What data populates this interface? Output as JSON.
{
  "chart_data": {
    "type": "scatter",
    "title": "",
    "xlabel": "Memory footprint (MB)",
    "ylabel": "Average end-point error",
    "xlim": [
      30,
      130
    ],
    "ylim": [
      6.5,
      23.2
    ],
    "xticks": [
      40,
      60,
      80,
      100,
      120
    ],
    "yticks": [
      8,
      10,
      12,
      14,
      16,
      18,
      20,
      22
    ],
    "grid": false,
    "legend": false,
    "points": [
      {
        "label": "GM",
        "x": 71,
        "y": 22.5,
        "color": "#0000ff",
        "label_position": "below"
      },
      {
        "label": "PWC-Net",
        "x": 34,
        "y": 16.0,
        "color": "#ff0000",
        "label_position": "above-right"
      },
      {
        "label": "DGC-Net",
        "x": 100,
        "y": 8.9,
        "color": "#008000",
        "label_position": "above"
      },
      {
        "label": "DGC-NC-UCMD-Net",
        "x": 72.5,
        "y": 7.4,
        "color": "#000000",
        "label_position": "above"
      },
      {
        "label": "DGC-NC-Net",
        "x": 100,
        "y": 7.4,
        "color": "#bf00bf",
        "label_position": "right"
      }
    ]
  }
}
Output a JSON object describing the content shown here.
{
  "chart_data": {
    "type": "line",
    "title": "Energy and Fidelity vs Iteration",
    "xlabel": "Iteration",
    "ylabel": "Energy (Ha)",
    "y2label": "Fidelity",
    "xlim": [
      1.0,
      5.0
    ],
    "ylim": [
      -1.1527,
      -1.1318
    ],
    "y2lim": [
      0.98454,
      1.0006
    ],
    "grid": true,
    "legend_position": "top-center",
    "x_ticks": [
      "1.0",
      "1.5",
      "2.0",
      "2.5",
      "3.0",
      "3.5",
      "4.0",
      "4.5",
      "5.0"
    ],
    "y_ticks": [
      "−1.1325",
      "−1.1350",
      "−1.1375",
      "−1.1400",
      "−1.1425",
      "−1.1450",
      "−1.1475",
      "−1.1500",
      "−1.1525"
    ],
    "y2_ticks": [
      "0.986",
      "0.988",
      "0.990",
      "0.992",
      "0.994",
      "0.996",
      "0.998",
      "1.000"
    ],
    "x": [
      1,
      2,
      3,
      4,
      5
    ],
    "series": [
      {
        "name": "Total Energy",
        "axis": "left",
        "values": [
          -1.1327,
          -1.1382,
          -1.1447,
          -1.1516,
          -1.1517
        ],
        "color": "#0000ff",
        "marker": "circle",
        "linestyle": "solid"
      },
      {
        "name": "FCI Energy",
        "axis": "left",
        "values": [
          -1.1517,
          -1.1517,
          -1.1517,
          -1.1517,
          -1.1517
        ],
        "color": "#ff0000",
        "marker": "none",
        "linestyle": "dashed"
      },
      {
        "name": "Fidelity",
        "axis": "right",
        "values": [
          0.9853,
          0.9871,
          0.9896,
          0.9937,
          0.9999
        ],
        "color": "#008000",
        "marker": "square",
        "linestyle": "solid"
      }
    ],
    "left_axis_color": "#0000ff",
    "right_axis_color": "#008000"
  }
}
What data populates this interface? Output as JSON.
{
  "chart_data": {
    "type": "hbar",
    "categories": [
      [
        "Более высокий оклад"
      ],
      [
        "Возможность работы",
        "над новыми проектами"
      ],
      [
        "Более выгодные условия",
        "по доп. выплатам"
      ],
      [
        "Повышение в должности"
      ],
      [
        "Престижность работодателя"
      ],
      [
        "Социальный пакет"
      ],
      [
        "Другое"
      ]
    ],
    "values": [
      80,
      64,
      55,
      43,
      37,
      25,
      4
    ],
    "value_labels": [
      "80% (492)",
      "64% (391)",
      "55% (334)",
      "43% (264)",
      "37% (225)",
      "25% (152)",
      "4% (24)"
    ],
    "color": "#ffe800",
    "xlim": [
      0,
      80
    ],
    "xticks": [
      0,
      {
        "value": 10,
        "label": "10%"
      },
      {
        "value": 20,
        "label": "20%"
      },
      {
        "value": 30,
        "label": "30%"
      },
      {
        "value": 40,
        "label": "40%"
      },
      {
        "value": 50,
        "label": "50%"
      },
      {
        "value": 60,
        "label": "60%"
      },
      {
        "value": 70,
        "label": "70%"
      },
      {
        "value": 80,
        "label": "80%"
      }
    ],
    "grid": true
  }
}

-.-.-

GIVEN PROBLEM
Reproduce every line of the material above exactly.

WRITTEN ANSWER
What data populates this interface? Output as JSON.
{
  "chart_data": {
    "type": "scatter",
    "title": "",
    "xlabel": "Memory footprint (MB)",
    "ylabel": "Average end-point error",
    "xlim": [
      30,
      130
    ],
    "ylim": [
      6.5,
      23.2
    ],
    "xticks": [
      40,
      60,
      80,
      100,
      120
    ],
    "yticks": [
      8,
      10,
      12,
      14,
      16,
      18,
      20,
      22
    ],
    "grid": false,
    "legend": false,
    "points": [
      {
        "label": "GM",
        "x": 71,
        "y": 22.5,
        "color": "#0000ff",
        "label_position": "below"
      },
      {
        "label": "PWC-Net",
        "x": 34,
        "y": 16.0,
        "color": "#ff0000",
        "label_position": "above-right"
      },
      {
        "label": "DGC-Net",
        "x": 100,
        "y": 8.9,
        "color": "#008000",
        "label_position": "above"
      },
      {
        "label": "DGC-NC-UCMD-Net",
        "x": 72.5,
        "y": 7.4,
        "color": "#000000",
        "label_position": "above"
      },
      {
        "label": "DGC-NC-Net",
        "x": 100,
        "y": 7.4,
        "color": "#bf00bf",
        "label_position": "right"
      }
    ]
  }
}
Output a JSON object describing the content shown here.
{
  "chart_data": {
    "type": "line",
    "title": "Energy and Fidelity vs Iteration",
    "xlabel": "Iteration",
    "ylabel": "Energy (Ha)",
    "y2label": "Fidelity",
    "xlim": [
      1.0,
      5.0
    ],
    "ylim": [
      -1.1527,
      -1.1318
    ],
    "y2lim": [
      0.98454,
      1.0006
    ],
    "grid": true,
    "legend_position": "top-center",
    "x_ticks": [
      "1.0",
      "1.5",
      "2.0",
      "2.5",
      "3.0",
      "3.5",
      "4.0",
      "4.5",
      "5.0"
    ],
    "y_ticks": [
      "−1.1325",
      "−1.1350",
      "−1.1375",
      "−1.1400",
      "−1.1425",
      "−1.1450",
      "−1.1475",
      "−1.1500",
      "−1.1525"
    ],
    "y2_ticks": [
      "0.986",
      "0.988",
      "0.990",
      "0.992",
      "0.994",
      "0.996",
      "0.998",
      "1.000"
    ],
    "x": [
      1,
      2,
      3,
      4,
      5
    ],
    "series": [
      {
        "name": "Total Energy",
        "axis": "left",
        "values": [
          -1.1327,
          -1.1382,
          -1.1447,
          -1.1516,
          -1.1517
        ],
        "color": "#0000ff",
        "marker": "circle",
        "linestyle": "solid"
      },
      {
        "name": "FCI Energy",
        "axis": "left",
        "values": [
          -1.1517,
          -1.1517,
          -1.1517,
          -1.1517,
          -1.1517
        ],
        "color": "#ff0000",
        "marker": "none",
        "linestyle": "dashed"
      },
      {
        "name": "Fidelity",
        "axis": "right",
        "values": [
          0.9853,
          0.9871,
          0.9896,
          0.9937,
          0.9999
        ],
        "color": "#008000",
        "marker": "square",
        "linestyle": "solid"
      }
    ],
    "left_axis_color": "#0000ff",
    "right_axis_color": "#008000"
  }
}
What data populates this interface? Output as JSON.
{
  "chart_data": {
    "type": "hbar",
    "categories": [
      [
        "Более высокий оклад"
      ],
      [
        "Возможность работы",
        "над новыми проектами"
      ],
      [
        "Более выгодные условия",
        "по доп. выплатам"
      ],
      [
        "Повышение в должности"
      ],
      [
        "Престижность работодателя"
      ],
      [
        "Социальный пакет"
      ],
      [
        "Другое"
      ]
    ],
    "values": [
      80,
      64,
      55,
      43,
      37,
      25,
      4
    ],
    "value_labels": [
      "80% (492)",
      "64% (391)",
      "55% (334)",
      "43% (264)",
      "37% (225)",
      "25% (152)",
      "4% (24)"
    ],
    "color": "#ffe800",
    "xlim": [
      0,
      80
    ],
    "xticks": [
      0,
      {
        "value": 10,
        "label": "10%"
      },
      {
        "value": 20,
        "label": "20%"
      },
      {
        "value": 30,
        "label": "30%"
      },
      {
        "value": 40,
        "label": "40%"
      },
      {
        "value": 50,
        "label": "50%"
      },
      {
        "value": 60,
        "label": "60%"
      },
      {
        "value": 70,
        "label": "70%"
      },
      {
        "value": 80,
        "label": "80%"
      }
    ],
    "grid": true
  }
}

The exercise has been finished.